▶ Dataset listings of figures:
============
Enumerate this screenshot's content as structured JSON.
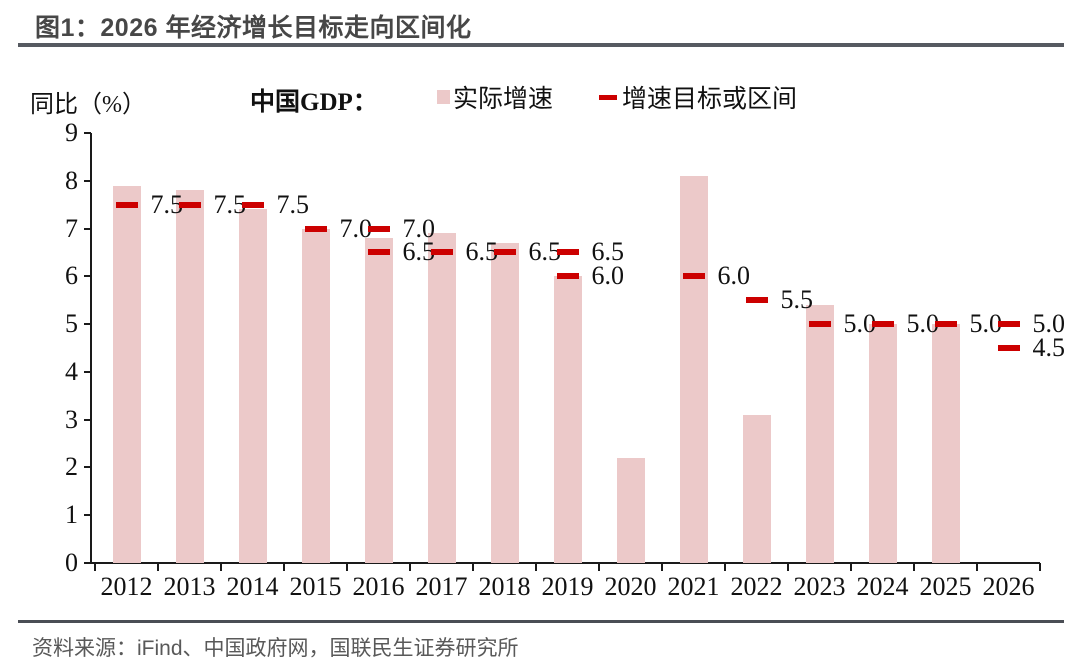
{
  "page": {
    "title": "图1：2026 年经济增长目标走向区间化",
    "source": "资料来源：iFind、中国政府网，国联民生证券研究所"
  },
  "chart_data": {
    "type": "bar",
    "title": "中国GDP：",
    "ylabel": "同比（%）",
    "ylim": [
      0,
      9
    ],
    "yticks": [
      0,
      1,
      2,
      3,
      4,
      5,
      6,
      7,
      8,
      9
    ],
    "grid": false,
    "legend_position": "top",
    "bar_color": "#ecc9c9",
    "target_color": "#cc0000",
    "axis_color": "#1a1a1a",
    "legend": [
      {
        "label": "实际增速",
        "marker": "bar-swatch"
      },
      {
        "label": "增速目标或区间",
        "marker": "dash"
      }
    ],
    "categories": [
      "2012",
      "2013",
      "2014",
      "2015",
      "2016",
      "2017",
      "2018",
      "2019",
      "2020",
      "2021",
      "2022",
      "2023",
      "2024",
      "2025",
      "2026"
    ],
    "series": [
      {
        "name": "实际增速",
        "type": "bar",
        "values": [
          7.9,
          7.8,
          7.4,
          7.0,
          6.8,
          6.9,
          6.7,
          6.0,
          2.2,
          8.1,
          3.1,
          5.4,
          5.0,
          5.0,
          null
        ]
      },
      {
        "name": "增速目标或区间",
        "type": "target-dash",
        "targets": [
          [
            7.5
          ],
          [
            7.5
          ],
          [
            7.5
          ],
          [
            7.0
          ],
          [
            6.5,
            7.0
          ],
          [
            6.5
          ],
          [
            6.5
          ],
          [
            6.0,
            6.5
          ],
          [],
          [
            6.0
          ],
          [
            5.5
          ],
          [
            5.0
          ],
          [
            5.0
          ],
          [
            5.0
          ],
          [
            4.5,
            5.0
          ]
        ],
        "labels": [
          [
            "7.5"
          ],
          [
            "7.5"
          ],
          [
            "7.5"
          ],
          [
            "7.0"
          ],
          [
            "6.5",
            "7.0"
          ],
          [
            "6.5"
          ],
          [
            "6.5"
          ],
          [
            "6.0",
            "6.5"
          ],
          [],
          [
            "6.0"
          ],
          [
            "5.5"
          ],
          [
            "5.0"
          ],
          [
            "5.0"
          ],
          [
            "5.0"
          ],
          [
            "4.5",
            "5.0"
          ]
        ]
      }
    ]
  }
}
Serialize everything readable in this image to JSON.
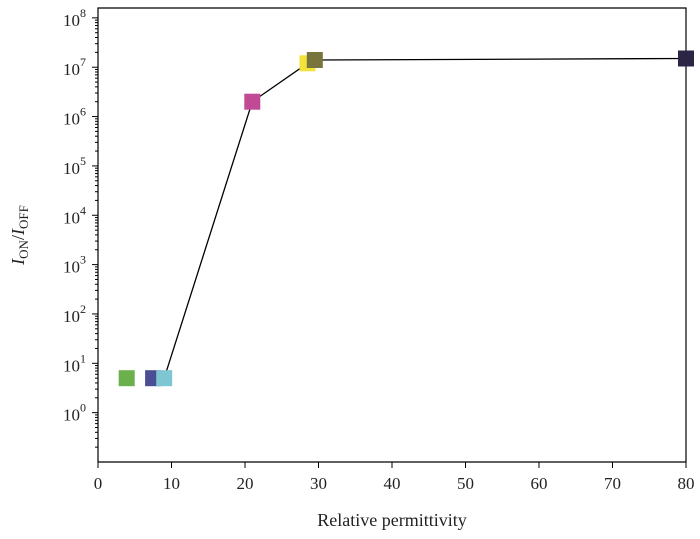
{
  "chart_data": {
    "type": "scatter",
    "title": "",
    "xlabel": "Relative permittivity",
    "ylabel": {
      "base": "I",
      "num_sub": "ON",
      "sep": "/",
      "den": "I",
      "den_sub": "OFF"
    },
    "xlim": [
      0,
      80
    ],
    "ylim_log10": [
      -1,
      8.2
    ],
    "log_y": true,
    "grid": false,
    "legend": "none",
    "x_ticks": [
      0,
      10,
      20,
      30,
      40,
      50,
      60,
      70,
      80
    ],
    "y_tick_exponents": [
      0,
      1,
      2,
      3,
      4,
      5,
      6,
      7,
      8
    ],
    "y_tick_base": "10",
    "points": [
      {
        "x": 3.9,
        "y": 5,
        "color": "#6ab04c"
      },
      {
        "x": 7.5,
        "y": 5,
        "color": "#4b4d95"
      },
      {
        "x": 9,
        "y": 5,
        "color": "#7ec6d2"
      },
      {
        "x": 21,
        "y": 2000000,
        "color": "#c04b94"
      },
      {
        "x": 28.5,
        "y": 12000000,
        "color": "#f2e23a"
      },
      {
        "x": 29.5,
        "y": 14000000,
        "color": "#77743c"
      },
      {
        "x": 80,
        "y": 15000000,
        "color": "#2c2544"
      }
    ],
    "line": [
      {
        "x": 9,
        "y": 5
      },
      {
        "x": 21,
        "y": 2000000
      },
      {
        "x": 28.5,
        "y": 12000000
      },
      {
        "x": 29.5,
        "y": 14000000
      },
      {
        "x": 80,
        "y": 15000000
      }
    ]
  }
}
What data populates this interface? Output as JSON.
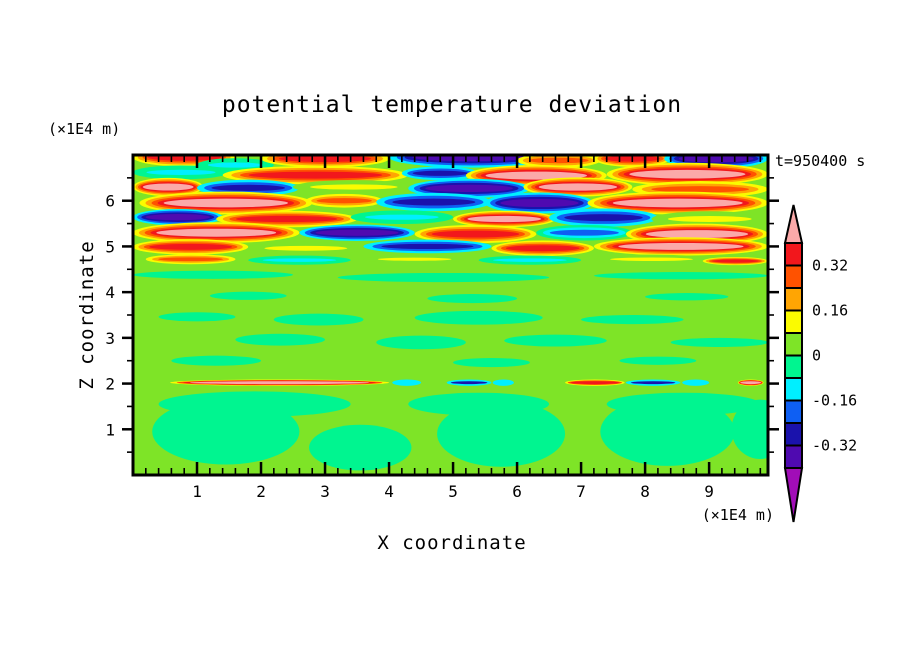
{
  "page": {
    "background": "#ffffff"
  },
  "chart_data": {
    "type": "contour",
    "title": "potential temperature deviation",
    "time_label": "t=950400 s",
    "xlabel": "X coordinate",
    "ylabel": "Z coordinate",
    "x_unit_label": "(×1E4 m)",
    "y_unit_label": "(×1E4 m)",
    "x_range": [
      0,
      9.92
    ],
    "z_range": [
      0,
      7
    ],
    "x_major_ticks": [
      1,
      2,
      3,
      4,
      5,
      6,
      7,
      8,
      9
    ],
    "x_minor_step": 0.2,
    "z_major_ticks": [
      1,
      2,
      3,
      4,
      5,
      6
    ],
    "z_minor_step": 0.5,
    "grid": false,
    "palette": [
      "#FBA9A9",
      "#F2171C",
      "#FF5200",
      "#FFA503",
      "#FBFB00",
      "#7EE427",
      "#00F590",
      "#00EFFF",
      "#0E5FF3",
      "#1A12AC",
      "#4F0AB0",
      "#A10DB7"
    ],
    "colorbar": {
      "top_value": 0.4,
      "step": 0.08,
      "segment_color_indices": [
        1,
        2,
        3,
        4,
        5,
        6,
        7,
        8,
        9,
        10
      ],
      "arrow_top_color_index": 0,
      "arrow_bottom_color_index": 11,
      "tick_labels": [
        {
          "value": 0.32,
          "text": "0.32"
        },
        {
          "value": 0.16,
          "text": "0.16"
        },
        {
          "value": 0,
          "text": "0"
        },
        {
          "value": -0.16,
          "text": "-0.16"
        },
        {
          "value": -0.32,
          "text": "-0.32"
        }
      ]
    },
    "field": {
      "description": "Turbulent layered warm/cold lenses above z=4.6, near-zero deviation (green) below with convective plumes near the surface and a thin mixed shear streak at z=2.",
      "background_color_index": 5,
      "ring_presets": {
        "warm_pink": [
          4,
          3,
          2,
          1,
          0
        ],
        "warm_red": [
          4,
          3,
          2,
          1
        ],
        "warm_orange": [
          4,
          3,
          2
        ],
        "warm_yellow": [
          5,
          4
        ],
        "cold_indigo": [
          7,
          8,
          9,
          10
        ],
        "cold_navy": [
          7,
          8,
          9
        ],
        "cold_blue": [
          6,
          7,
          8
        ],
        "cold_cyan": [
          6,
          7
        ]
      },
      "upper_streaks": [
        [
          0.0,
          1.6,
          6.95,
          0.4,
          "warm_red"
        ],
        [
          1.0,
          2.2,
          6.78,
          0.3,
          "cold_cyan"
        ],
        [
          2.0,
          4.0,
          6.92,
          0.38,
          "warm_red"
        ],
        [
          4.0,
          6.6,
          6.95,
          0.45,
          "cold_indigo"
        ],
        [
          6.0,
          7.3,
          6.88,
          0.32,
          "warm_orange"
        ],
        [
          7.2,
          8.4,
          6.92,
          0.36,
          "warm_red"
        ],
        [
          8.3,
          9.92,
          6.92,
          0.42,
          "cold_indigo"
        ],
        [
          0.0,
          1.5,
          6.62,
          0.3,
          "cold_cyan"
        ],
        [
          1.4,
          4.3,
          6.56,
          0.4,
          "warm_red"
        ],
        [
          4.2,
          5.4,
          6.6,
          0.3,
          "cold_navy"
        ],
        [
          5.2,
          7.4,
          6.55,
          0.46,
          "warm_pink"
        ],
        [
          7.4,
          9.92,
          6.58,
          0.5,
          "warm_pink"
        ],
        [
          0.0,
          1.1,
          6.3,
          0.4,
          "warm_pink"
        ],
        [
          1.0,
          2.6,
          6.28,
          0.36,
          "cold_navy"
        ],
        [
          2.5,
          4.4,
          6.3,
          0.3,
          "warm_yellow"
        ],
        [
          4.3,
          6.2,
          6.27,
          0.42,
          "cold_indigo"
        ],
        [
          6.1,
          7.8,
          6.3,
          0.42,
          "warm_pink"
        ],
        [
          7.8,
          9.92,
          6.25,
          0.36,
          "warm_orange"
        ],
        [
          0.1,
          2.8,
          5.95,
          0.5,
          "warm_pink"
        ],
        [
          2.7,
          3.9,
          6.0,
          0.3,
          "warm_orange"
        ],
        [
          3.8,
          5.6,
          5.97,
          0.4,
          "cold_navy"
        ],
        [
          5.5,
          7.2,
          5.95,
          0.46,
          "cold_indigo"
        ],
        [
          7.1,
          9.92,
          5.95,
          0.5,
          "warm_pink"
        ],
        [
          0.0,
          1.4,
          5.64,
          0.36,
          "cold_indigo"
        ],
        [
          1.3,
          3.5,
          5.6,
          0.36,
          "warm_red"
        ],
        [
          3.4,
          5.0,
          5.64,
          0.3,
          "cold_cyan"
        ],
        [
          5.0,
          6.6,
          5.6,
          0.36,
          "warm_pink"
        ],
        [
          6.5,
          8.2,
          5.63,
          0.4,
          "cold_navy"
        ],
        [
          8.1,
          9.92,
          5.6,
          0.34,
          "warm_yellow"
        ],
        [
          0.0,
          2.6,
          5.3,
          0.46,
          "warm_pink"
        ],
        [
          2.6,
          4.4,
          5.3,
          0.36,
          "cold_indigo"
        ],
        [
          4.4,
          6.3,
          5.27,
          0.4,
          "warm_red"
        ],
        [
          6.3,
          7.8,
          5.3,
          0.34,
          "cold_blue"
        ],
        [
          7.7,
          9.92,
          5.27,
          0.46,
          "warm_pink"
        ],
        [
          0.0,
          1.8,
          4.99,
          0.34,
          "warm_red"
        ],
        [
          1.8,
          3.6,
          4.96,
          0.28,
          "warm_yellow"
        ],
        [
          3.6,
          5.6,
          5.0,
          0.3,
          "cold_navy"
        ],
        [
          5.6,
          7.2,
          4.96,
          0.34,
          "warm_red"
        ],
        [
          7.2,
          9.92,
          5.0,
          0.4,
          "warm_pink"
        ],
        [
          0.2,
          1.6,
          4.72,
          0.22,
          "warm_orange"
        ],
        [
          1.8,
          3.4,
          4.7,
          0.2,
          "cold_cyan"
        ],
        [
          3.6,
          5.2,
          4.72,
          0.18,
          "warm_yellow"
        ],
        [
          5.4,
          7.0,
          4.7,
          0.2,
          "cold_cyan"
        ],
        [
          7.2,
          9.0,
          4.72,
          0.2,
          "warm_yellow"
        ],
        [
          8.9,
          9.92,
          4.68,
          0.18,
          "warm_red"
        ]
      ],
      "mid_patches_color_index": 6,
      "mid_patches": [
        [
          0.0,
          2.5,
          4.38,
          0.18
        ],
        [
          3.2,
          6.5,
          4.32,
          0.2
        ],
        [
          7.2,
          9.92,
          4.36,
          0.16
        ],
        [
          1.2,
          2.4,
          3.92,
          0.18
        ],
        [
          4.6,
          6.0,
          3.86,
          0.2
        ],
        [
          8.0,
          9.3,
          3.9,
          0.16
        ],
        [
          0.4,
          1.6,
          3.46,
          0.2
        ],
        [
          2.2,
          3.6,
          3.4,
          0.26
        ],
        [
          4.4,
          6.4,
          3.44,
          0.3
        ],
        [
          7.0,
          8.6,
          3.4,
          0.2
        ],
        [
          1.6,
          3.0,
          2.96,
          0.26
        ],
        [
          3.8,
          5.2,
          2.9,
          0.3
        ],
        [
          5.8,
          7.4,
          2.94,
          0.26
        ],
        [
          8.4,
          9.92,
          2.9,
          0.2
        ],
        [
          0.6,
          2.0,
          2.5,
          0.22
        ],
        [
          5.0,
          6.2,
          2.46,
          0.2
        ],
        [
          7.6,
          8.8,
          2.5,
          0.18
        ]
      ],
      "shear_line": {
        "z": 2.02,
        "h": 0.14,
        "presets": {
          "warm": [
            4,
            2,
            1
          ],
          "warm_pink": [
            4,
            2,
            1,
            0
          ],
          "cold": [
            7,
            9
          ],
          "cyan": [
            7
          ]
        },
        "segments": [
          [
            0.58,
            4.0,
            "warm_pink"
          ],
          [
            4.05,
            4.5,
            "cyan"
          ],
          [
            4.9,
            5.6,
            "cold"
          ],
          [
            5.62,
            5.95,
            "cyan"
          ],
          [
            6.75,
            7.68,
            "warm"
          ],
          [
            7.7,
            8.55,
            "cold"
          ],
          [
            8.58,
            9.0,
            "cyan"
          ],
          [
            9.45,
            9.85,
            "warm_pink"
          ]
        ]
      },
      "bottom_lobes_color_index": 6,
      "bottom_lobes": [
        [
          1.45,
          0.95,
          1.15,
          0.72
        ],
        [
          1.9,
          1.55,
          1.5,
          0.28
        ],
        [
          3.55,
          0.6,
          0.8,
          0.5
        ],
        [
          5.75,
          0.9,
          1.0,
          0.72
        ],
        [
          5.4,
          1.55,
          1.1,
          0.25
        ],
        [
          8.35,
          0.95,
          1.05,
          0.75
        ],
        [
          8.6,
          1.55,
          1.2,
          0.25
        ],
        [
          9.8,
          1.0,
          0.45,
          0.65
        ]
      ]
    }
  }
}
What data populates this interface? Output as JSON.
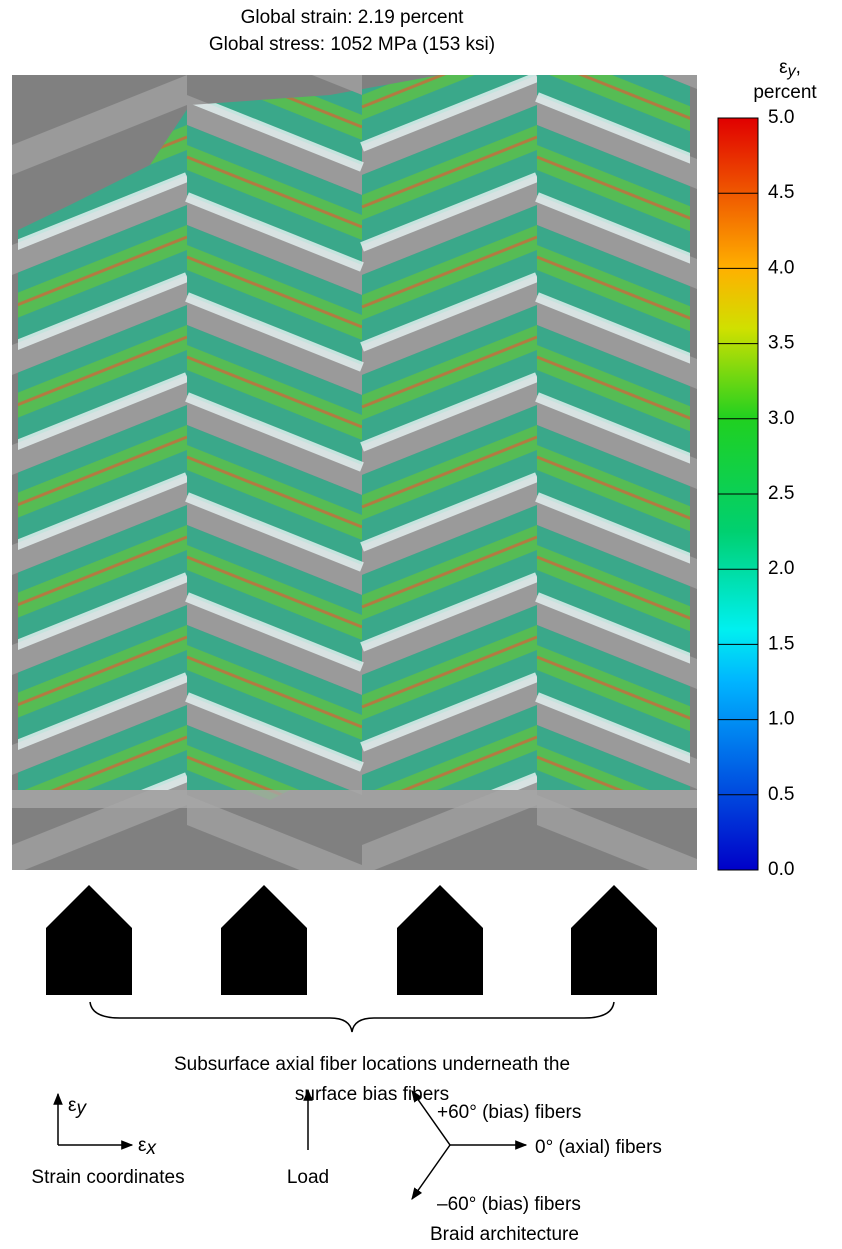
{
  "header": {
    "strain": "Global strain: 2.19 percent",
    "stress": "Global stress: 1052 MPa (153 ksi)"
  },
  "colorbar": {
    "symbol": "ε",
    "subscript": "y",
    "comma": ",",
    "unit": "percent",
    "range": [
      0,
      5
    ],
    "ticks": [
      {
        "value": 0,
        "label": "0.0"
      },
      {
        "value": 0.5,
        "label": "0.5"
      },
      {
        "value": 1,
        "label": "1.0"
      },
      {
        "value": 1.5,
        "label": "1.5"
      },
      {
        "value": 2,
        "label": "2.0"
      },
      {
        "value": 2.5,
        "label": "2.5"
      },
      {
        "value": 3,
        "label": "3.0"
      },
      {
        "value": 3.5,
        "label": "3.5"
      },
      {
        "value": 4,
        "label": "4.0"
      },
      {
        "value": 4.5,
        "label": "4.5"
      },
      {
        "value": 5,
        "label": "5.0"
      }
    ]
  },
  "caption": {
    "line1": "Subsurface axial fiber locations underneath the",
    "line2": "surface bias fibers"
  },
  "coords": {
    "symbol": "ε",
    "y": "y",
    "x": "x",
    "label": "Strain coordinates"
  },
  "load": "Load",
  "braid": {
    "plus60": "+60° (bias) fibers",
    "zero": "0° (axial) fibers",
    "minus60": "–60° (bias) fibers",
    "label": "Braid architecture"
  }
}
============
▶ WRITTEN EXERCISE: Tally how many lines of the records hold the word "title". Answer with the number only.

▶ EXERCISE SOLUTION: 4